> _Given information_:
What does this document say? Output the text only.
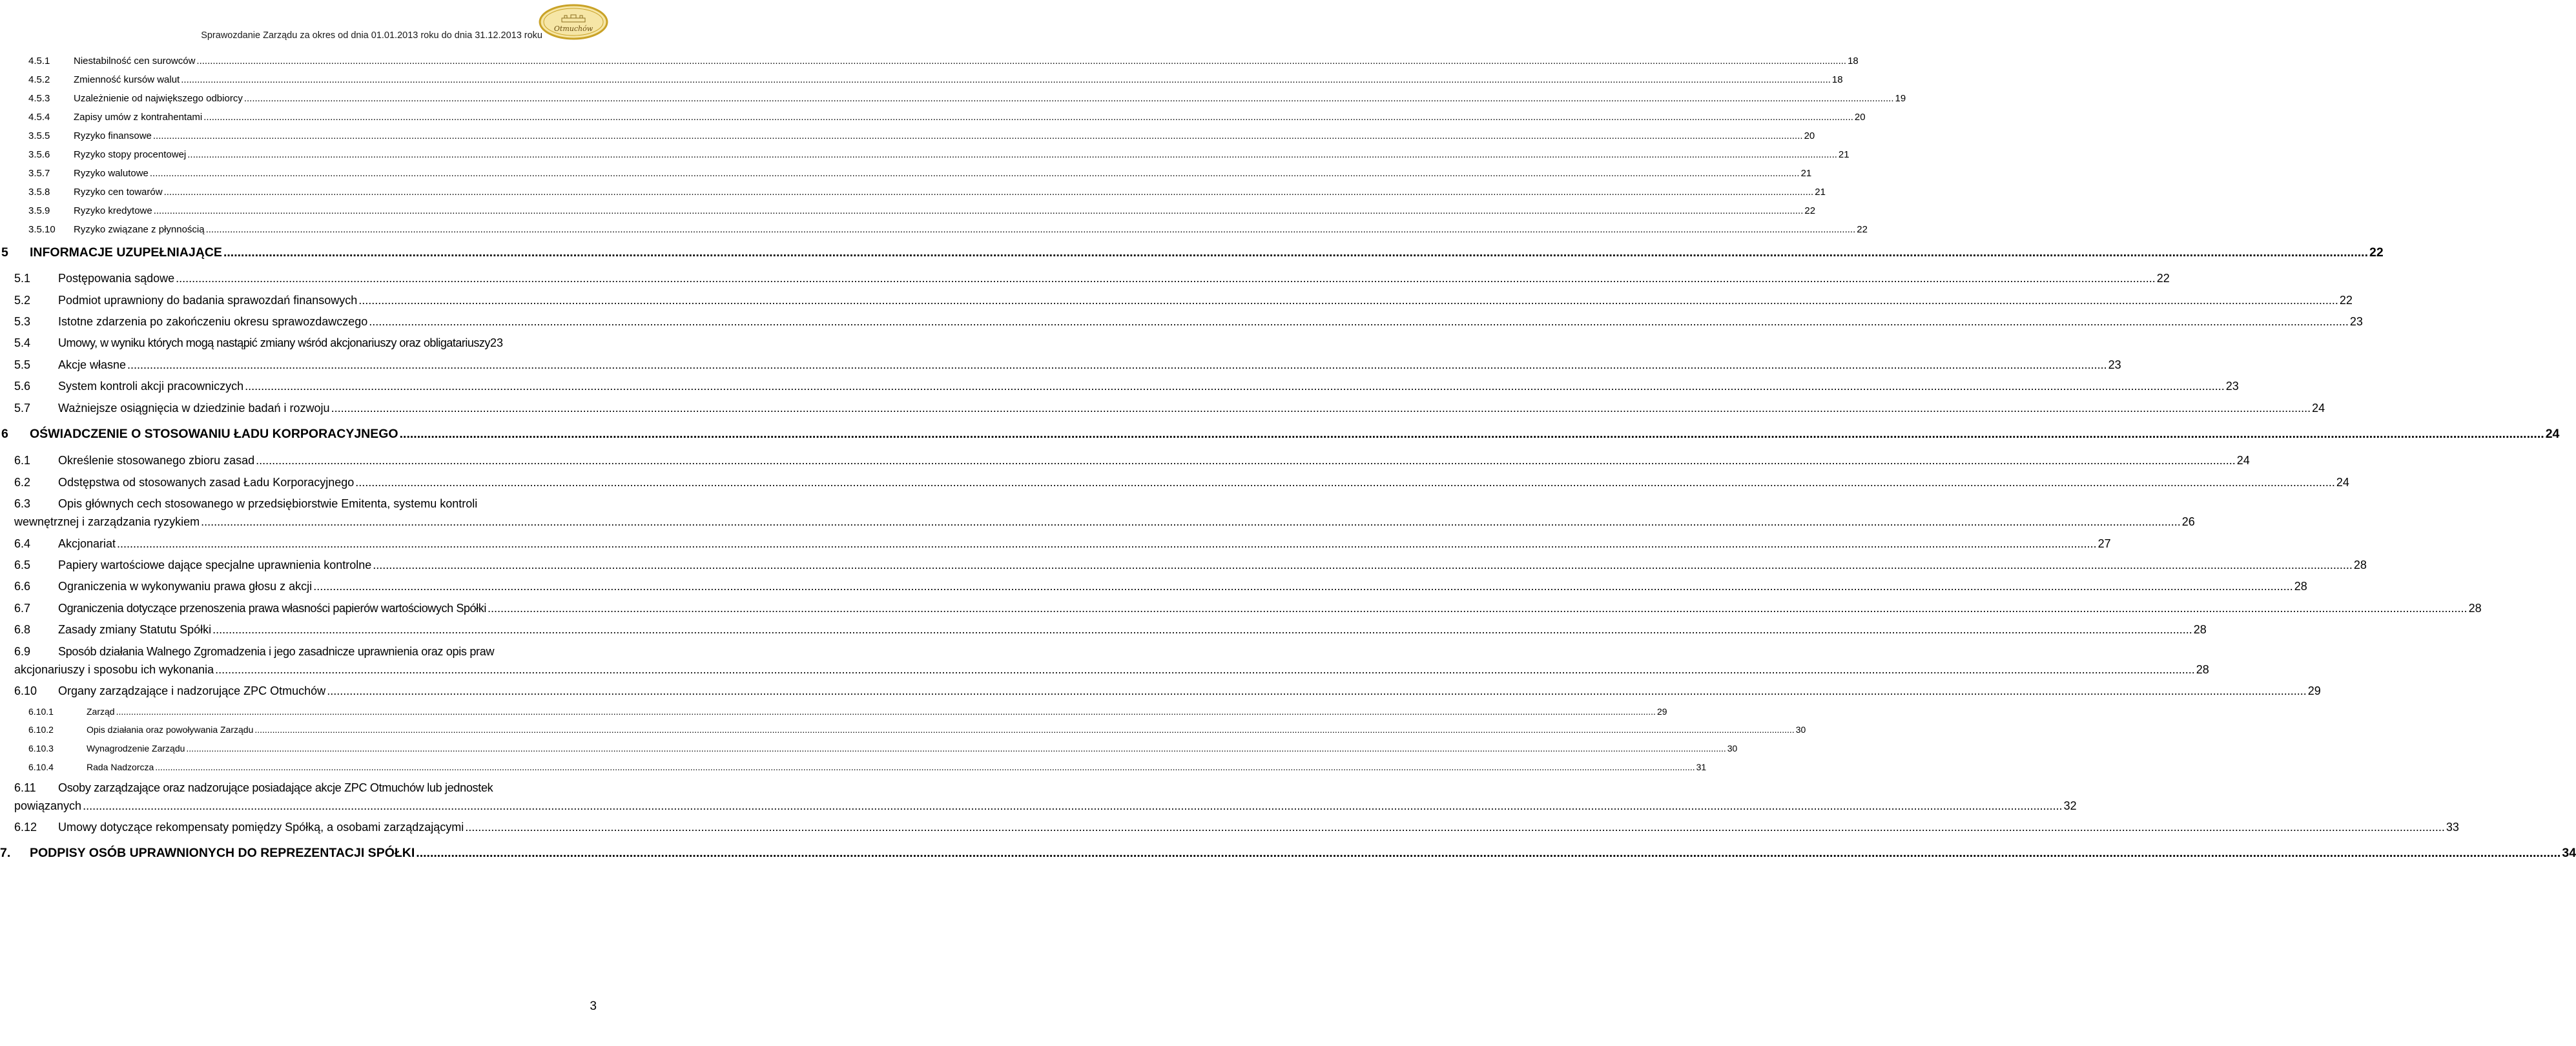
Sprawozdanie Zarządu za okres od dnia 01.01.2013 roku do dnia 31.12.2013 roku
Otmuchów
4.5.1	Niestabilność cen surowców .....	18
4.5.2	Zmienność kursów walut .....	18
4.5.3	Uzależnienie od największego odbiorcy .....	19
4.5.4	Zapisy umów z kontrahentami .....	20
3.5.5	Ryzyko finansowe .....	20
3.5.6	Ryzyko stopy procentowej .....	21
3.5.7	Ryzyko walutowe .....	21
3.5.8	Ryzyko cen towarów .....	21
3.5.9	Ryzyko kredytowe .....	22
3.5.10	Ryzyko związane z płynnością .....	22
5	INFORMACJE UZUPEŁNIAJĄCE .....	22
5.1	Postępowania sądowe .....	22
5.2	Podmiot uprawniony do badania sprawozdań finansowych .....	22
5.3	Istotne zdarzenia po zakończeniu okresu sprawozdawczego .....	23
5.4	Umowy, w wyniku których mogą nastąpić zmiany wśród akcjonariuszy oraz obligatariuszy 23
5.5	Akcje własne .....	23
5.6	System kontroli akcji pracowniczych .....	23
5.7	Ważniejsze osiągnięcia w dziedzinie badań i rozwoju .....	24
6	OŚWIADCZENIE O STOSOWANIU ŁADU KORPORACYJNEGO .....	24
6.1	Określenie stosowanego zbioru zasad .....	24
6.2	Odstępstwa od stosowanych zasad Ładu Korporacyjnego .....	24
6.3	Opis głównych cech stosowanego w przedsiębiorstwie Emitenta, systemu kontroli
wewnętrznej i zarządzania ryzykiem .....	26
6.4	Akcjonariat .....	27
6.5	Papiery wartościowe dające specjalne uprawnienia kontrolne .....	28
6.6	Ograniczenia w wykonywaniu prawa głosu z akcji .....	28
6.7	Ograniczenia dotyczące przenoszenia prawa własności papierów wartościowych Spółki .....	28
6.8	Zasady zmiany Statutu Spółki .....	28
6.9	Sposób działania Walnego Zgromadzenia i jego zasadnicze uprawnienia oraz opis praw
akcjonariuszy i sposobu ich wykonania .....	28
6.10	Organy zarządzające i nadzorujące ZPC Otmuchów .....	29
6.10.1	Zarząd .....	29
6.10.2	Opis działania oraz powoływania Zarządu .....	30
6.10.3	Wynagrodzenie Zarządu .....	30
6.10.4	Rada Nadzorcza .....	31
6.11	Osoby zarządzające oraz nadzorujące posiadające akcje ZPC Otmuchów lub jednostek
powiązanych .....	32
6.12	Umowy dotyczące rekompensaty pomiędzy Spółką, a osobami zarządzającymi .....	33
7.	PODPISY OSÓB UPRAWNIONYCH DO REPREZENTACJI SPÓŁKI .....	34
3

...

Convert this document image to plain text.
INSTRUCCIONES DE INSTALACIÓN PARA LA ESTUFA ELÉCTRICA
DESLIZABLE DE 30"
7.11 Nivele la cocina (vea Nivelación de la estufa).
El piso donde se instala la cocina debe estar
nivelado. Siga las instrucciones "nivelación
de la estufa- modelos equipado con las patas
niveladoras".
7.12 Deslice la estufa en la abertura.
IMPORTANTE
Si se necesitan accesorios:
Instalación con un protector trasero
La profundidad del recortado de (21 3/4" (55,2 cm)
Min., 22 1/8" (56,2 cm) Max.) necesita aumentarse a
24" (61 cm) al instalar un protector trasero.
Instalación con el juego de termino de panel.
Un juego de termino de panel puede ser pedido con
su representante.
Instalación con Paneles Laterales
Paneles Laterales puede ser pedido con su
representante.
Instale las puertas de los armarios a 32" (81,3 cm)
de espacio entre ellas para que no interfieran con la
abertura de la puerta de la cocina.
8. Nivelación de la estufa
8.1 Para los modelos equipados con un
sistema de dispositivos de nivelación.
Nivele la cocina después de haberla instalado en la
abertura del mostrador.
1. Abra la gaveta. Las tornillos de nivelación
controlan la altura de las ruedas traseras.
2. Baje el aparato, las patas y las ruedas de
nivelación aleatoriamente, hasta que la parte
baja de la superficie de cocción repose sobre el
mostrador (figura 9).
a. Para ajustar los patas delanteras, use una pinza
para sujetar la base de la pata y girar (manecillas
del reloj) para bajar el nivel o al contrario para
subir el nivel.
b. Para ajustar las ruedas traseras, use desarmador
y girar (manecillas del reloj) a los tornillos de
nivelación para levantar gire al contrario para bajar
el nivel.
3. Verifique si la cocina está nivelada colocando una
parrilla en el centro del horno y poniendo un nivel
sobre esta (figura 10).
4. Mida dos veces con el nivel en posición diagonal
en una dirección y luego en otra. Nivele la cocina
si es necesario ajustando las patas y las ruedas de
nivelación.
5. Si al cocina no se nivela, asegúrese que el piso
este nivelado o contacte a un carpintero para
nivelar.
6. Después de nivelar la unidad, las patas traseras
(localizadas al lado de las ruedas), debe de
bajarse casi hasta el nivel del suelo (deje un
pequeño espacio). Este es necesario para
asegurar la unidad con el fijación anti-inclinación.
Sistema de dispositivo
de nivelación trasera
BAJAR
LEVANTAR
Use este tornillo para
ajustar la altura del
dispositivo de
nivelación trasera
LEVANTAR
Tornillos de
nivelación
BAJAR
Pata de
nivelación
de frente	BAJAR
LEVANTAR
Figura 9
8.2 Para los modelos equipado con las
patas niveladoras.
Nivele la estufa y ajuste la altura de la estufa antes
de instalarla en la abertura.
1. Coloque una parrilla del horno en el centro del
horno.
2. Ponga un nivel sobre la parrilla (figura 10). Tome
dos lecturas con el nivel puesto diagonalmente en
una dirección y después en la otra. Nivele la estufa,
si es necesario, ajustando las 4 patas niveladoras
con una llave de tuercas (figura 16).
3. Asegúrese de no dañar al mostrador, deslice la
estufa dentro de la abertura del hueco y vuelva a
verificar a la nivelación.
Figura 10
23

> _Directions for this task_:
Gather all lines where the word "protector" appears.

> _Output for this exercise_:
Instalación con un protector trasero
24" (61 cm) al instalar un protector trasero.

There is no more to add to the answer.